* **Challenge**: Every line from the line containing "Extract the structured" through the final line below is to be repeated exactly; no other line is.

◆ ◆ ◆ ◆ ◆

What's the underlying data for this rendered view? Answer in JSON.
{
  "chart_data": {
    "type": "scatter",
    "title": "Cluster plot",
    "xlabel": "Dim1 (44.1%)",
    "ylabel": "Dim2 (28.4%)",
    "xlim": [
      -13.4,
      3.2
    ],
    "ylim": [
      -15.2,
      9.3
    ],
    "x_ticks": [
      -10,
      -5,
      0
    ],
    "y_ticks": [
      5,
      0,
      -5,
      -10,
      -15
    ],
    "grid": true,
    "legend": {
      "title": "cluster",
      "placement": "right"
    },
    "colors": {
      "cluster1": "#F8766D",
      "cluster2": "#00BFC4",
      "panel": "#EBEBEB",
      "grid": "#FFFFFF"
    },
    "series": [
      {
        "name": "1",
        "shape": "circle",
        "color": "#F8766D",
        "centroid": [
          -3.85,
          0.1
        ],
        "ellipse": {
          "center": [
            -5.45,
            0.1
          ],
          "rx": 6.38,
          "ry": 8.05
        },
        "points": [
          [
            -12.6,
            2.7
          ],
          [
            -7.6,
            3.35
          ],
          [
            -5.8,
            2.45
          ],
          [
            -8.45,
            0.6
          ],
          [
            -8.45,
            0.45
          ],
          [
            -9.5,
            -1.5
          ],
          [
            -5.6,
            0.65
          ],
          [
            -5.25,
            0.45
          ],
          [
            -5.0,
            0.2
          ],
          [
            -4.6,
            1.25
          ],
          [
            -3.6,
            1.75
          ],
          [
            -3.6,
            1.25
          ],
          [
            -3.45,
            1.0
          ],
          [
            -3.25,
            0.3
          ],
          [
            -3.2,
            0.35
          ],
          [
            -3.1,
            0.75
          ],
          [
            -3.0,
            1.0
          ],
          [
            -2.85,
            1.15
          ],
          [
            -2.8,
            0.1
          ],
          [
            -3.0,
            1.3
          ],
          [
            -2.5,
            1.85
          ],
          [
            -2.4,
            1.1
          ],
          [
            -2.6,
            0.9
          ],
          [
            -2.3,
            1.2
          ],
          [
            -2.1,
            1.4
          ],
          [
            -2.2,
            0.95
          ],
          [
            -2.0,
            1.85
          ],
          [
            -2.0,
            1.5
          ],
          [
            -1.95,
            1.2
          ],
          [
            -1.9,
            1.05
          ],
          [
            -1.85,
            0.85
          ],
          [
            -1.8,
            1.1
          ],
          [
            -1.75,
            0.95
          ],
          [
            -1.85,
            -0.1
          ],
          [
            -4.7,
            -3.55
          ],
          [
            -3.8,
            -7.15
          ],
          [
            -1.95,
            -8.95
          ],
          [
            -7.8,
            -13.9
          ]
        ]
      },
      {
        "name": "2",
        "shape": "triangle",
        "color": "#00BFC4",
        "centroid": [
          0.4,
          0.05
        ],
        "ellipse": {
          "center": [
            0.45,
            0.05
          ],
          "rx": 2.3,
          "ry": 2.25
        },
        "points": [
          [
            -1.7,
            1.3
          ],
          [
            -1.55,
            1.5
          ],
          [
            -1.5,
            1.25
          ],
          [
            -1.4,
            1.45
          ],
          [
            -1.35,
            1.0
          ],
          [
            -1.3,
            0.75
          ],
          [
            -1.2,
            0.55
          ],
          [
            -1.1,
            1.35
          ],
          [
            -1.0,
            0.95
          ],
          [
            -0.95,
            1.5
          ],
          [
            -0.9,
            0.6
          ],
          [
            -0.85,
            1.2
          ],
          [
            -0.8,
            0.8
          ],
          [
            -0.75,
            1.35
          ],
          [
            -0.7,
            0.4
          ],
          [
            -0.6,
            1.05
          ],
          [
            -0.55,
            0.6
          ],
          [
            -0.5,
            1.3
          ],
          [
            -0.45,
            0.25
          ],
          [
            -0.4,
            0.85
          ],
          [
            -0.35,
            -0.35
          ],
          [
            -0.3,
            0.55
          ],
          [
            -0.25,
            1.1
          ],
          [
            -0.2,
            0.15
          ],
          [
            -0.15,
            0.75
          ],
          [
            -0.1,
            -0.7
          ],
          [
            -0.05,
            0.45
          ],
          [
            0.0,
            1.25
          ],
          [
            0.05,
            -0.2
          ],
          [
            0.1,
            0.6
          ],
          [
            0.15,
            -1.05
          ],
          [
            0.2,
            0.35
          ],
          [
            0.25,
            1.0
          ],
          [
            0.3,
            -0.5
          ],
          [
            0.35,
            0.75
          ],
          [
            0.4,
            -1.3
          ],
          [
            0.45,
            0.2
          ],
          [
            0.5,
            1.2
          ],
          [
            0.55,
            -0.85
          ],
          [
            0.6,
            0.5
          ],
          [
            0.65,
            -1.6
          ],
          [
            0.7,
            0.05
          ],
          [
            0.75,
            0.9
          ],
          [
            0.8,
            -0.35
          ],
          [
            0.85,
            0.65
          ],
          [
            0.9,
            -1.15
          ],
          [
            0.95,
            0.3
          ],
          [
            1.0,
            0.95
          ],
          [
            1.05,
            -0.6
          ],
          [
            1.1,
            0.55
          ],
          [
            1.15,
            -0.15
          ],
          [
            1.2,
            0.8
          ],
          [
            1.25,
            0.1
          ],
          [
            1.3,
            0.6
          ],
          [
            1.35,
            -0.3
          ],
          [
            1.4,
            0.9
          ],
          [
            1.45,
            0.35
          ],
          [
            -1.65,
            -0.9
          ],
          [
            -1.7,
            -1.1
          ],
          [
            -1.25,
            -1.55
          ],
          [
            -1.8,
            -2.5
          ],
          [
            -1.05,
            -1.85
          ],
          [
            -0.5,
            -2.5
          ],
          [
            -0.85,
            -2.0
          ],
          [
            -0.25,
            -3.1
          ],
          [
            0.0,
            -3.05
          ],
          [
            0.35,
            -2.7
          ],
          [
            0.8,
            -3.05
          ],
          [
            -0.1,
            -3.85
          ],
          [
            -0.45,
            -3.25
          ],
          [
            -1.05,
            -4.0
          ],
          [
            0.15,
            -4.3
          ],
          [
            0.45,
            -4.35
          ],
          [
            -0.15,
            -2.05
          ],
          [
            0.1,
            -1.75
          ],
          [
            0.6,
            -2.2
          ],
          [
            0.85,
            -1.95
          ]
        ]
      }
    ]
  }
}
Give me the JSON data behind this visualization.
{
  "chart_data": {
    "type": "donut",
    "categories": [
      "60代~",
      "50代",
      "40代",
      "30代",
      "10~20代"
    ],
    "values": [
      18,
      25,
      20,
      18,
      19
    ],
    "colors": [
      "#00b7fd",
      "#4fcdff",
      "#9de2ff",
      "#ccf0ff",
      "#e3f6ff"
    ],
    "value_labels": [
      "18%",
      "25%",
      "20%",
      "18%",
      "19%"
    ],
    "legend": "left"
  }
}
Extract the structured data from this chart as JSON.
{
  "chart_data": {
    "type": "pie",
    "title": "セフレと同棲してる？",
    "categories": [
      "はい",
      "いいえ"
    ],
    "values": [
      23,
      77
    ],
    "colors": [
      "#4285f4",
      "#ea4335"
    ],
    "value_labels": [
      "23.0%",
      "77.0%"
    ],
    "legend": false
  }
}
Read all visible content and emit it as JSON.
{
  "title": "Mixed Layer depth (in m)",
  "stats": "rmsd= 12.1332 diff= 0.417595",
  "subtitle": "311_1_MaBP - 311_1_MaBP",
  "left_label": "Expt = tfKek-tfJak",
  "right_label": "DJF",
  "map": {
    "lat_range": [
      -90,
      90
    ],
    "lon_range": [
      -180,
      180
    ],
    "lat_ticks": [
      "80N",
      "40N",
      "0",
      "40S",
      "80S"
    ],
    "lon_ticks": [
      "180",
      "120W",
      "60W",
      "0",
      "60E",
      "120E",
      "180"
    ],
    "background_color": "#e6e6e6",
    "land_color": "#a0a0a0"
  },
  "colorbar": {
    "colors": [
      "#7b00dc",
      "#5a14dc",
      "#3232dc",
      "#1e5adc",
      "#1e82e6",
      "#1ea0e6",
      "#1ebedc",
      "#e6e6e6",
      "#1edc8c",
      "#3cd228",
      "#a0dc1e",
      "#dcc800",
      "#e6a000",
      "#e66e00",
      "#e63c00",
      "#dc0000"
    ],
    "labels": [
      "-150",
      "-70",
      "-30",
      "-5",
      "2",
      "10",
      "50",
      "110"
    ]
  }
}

◆ ◆ ◆ ◆ ◆

* **Exercise response**:
Extract the structured data from this chart as JSON.
{
  "chart_data": {
    "type": "pie",
    "title": "セフレと同棲してる？",
    "categories": [
      "はい",
      "いいえ"
    ],
    "values": [
      23,
      77
    ],
    "colors": [
      "#4285f4",
      "#ea4335"
    ],
    "value_labels": [
      "23.0%",
      "77.0%"
    ],
    "legend": false
  }
}
Read all visible content and emit it as JSON.
{
  "title": "Mixed Layer depth (in m)",
  "stats": "rmsd= 12.1332 diff= 0.417595",
  "subtitle": "311_1_MaBP - 311_1_MaBP",
  "left_label": "Expt = tfKek-tfJak",
  "right_label": "DJF",
  "map": {
    "lat_range": [
      -90,
      90
    ],
    "lon_range": [
      -180,
      180
    ],
    "lat_ticks": [
      "80N",
      "40N",
      "0",
      "40S",
      "80S"
    ],
    "lon_ticks": [
      "180",
      "120W",
      "60W",
      "0",
      "60E",
      "120E",
      "180"
    ],
    "background_color": "#e6e6e6",
    "land_color": "#a0a0a0"
  },
  "colorbar": {
    "colors": [
      "#7b00dc",
      "#5a14dc",
      "#3232dc",
      "#1e5adc",
      "#1e82e6",
      "#1ea0e6",
      "#1ebedc",
      "#e6e6e6",
      "#1edc8c",
      "#3cd228",
      "#a0dc1e",
      "#dcc800",
      "#e6a000",
      "#e66e00",
      "#e63c00",
      "#dc0000"
    ],
    "labels": [
      "-150",
      "-70",
      "-30",
      "-5",
      "2",
      "10",
      "50",
      "110"
    ]
  }
}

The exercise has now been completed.